§ Problem statement
Below is a listing to transcribe in full and exactly; keep the pictures out.

(Dataset rows)
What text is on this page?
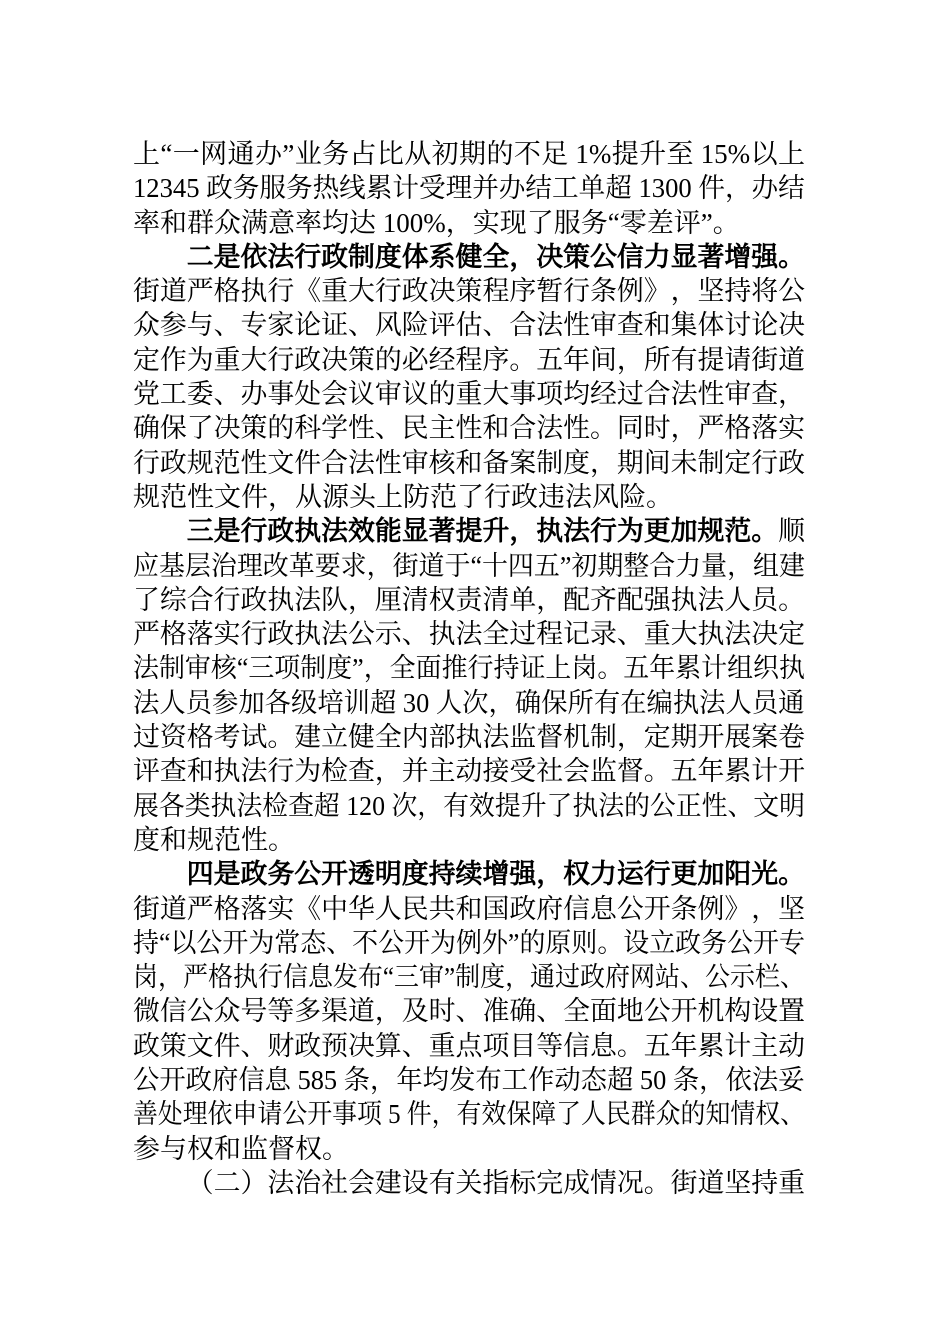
上 “ 一 网 通 办 ” 业 务 占 比 从 初 期 的 不 足 1% 提 升 至 15% 以 上
12345 政 务 服 务 热 线 累 计 受 理 并 办 结 工 单 超 1300 件 ， 办 结
率 和 群 众 满 意 率 均 达 100% ， 实 现 了 服 务 “ 零 差 评 ” 。
二 是 依 法 行 政 制 度 体 系 健 全 ， 决 策 公 信 力 显 著 增 强 。
街 道 严 格 执 行 《 重 大 行 政 决 策 程 序 暂 行 条 例 》 ， 坚 持 将 公
众 参 与 、 专 家 论 证 、 风 险 评 估 、 合 法 性 审 查 和 集 体 讨 论 决
定 作 为 重 大 行 政 决 策 的 必 经 程 序 。 五 年 间 ， 所 有 提 请 街 道
党 工 委 、 办 事 处 会 议 审 议 的 重 大 事 项 均 经 过 合 法 性 审 查 ，
确 保 了 决 策 的 科 学 性 、 民 主 性 和 合 法 性 。 同 时 ， 严 格 落 实
行 政 规 范 性 文 件 合 法 性 审 核 和 备 案 制 度 ， 期 间 未 制 定 行 政
规 范 性 文 件 ， 从 源 头 上 防 范 了 行 政 违 法 风 险 。
三 是 行 政 执 法 效 能 显 著 提 升 ， 执 法 行 为 更 加 规 范 。 顺
应 基 层 治 理 改 革 要 求 ， 街 道 于 “ 十 四 五 ” 初 期 整 合 力 量 ， 组 建
了 综 合 行 政 执 法 队 ， 厘 清 权 责 清 单 ， 配 齐 配 强 执 法 人 员 。
严 格 落 实 行 政 执 法 公 示 、 执 法 全 过 程 记 录 、 重 大 执 法 决 定
法 制 审 核 “ 三 项 制 度 ” ， 全 面 推 行 持 证 上 岗 。 五 年 累 计 组 织 执
法 人 员 参 加 各 级 培 训 超 30 人 次 ， 确 保 所 有 在 编 执 法 人 员 通
过 资 格 考 试 。 建 立 健 全 内 部 执 法 监 督 机 制 ， 定 期 开 展 案 卷
评 查 和 执 法 行 为 检 查 ， 并 主 动 接 受 社 会 监 督 。 五 年 累 计 开
展 各 类 执 法 检 查 超 120 次 ， 有 效 提 升 了 执 法 的 公 正 性 、 文 明
度 和 规 范 性 。
四 是 政 务 公 开 透 明 度 持 续 增 强 ， 权 力 运 行 更 加 阳 光 。
街 道 严 格 落 实 《 中 华 人 民 共 和 国 政 府 信 息 公 开 条 例 》 ， 坚
持 “ 以 公 开 为 常 态 、 不 公 开 为 例 外 ” 的 原 则 。 设 立 政 务 公 开 专
岗 ， 严 格 执 行 信 息 发 布 “ 三 审 ” 制 度 ， 通 过 政 府 网 站 、 公 示 栏 、
微 信 公 众 号 等 多 渠 道 ， 及 时 、 准 确 、 全 面 地 公 开 机 构 设 置
政 策 文 件 、 财 政 预 决 算 、 重 点 项 目 等 信 息 。 五 年 累 计 主 动
公 开 政 府 信 息 585 条 ， 年 均 发 布 工 作 动 态 超 50 条 ， 依 法 妥
善 处 理 依 申 请 公 开 事 项 5 件 ， 有 效 保 障 了 人 民 群 众 的 知 情 权 、
参 与 权 和 监 督 权 。
（ 二 ） 法 治 社 会 建 设 有 关 指 标 完 成 情 况 。 街 道 坚 持 重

§ Answer to the task
What text is on this page?
上 “ 一 网 通 办 ” 业 务 占 比 从 初 期 的 不 足 1% 提 升 至 15% 以 上
12345 政 务 服 务 热 线 累 计 受 理 并 办 结 工 单 超 1300 件 ， 办 结
率 和 群 众 满 意 率 均 达 100% ， 实 现 了 服 务 “ 零 差 评 ” 。
二 是 依 法 行 政 制 度 体 系 健 全 ， 决 策 公 信 力 显 著 增 强 。
街 道 严 格 执 行 《 重 大 行 政 决 策 程 序 暂 行 条 例 》 ， 坚 持 将 公
众 参 与 、 专 家 论 证 、 风 险 评 估 、 合 法 性 审 查 和 集 体 讨 论 决
定 作 为 重 大 行 政 决 策 的 必 经 程 序 。 五 年 间 ， 所 有 提 请 街 道
党 工 委 、 办 事 处 会 议 审 议 的 重 大 事 项 均 经 过 合 法 性 审 查 ，
确 保 了 决 策 的 科 学 性 、 民 主 性 和 合 法 性 。 同 时 ， 严 格 落 实
行 政 规 范 性 文 件 合 法 性 审 核 和 备 案 制 度 ， 期 间 未 制 定 行 政
规 范 性 文 件 ， 从 源 头 上 防 范 了 行 政 违 法 风 险 。
三 是 行 政 执 法 效 能 显 著 提 升 ， 执 法 行 为 更 加 规 范 。 顺
应 基 层 治 理 改 革 要 求 ， 街 道 于 “ 十 四 五 ” 初 期 整 合 力 量 ， 组 建
了 综 合 行 政 执 法 队 ， 厘 清 权 责 清 单 ， 配 齐 配 强 执 法 人 员 。
严 格 落 实 行 政 执 法 公 示 、 执 法 全 过 程 记 录 、 重 大 执 法 决 定
法 制 审 核 “ 三 项 制 度 ” ， 全 面 推 行 持 证 上 岗 。 五 年 累 计 组 织 执
法 人 员 参 加 各 级 培 训 超 30 人 次 ， 确 保 所 有 在 编 执 法 人 员 通
过 资 格 考 试 。 建 立 健 全 内 部 执 法 监 督 机 制 ， 定 期 开 展 案 卷
评 查 和 执 法 行 为 检 查 ， 并 主 动 接 受 社 会 监 督 。 五 年 累 计 开
展 各 类 执 法 检 查 超 120 次 ， 有 效 提 升 了 执 法 的 公 正 性 、 文 明
度 和 规 范 性 。
四 是 政 务 公 开 透 明 度 持 续 增 强 ， 权 力 运 行 更 加 阳 光 。
街 道 严 格 落 实 《 中 华 人 民 共 和 国 政 府 信 息 公 开 条 例 》 ， 坚
持 “ 以 公 开 为 常 态 、 不 公 开 为 例 外 ” 的 原 则 。 设 立 政 务 公 开 专
岗 ， 严 格 执 行 信 息 发 布 “ 三 审 ” 制 度 ， 通 过 政 府 网 站 、 公 示 栏 、
微 信 公 众 号 等 多 渠 道 ， 及 时 、 准 确 、 全 面 地 公 开 机 构 设 置
政 策 文 件 、 财 政 预 决 算 、 重 点 项 目 等 信 息 。 五 年 累 计 主 动
公 开 政 府 信 息 585 条 ， 年 均 发 布 工 作 动 态 超 50 条 ， 依 法 妥
善 处 理 依 申 请 公 开 事 项 5 件 ， 有 效 保 障 了 人 民 群 众 的 知 情 权 、
参 与 权 和 监 督 权 。
（ 二 ） 法 治 社 会 建 设 有 关 指 标 完 成 情 况 。 街 道 坚 持 重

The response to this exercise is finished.